▶ _WHAT THIS TASK INVOLVES_
Comb the records below for the string "true" and copy each line where it turns up.

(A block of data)
[BEGIN]
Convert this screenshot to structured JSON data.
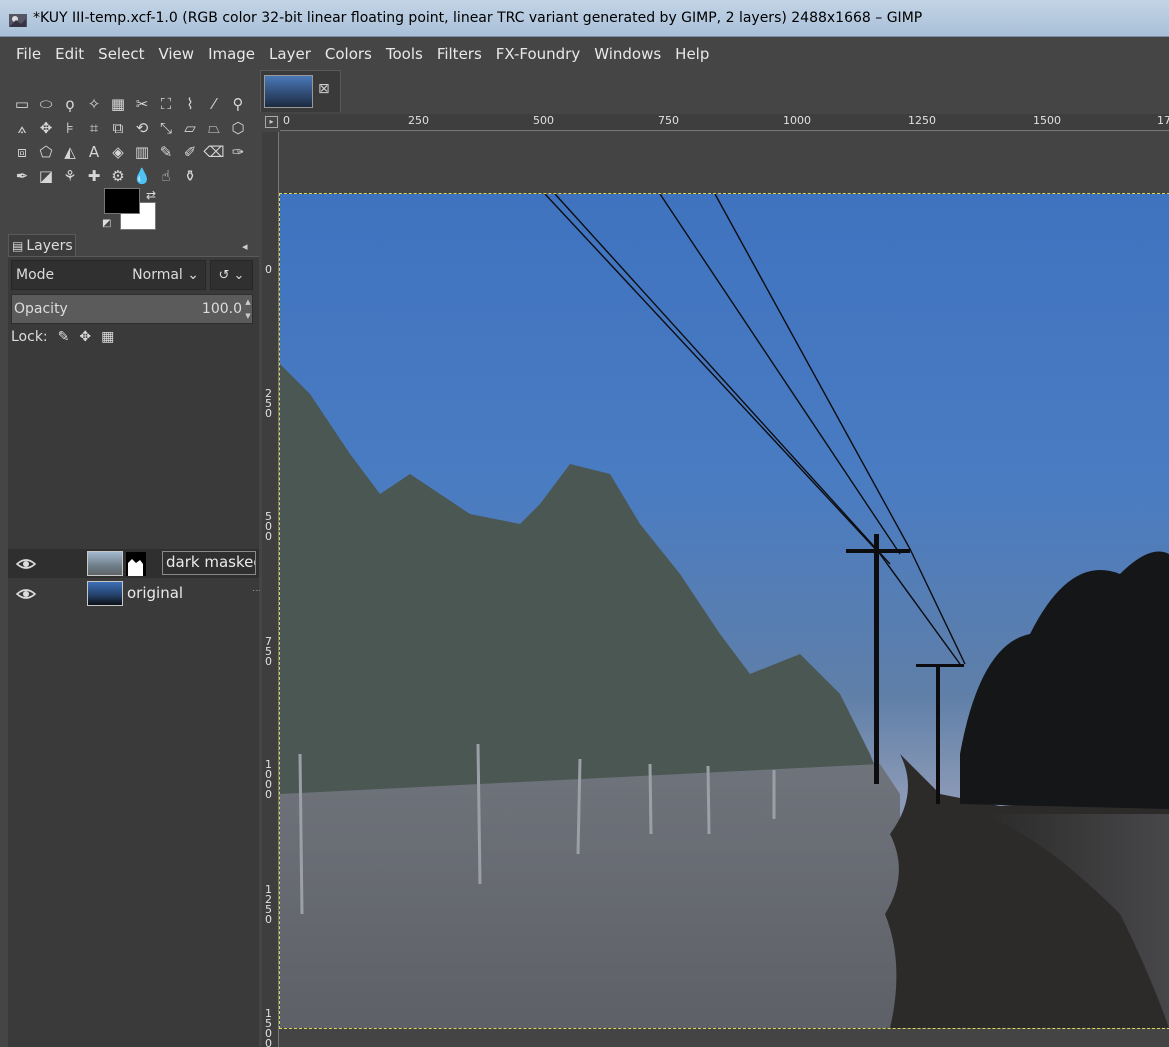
{
  "window": {
    "title": "*KUY III-temp.xcf-1.0 (RGB color 32-bit linear floating point, linear TRC variant generated by GIMP, 2 layers) 2488x1668 – GIMP"
  },
  "menu": [
    "File",
    "Edit",
    "Select",
    "View",
    "Image",
    "Layer",
    "Colors",
    "Tools",
    "Filters",
    "FX-Foundry",
    "Windows",
    "Help"
  ],
  "colors": {
    "foreground": "#000000",
    "background": "#ffffff",
    "selection_outline": "#d8d85a"
  },
  "layers_panel": {
    "tab_label": "Layers",
    "mode_label": "Mode",
    "mode_value": "Normal",
    "opacity_label": "Opacity",
    "opacity_value": "100.0",
    "lock_label": "Lock:",
    "layers": [
      {
        "name": "dark masked",
        "visible": true,
        "selected": true,
        "has_mask": true
      },
      {
        "name": "original",
        "visible": true,
        "selected": false,
        "has_mask": false
      }
    ]
  },
  "ruler": {
    "h_labels": [
      "0",
      "250",
      "500",
      "750",
      "1000",
      "1250",
      "1500",
      "17"
    ],
    "v_labels": [
      "0",
      "250",
      "500",
      "750",
      "1000",
      "1250",
      "1500"
    ]
  }
}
[END]
▶ _ANSWER TO THE PROBLEM_
        "visible": true,
        "selected": true,
        "has_mask": true
        "visible": true,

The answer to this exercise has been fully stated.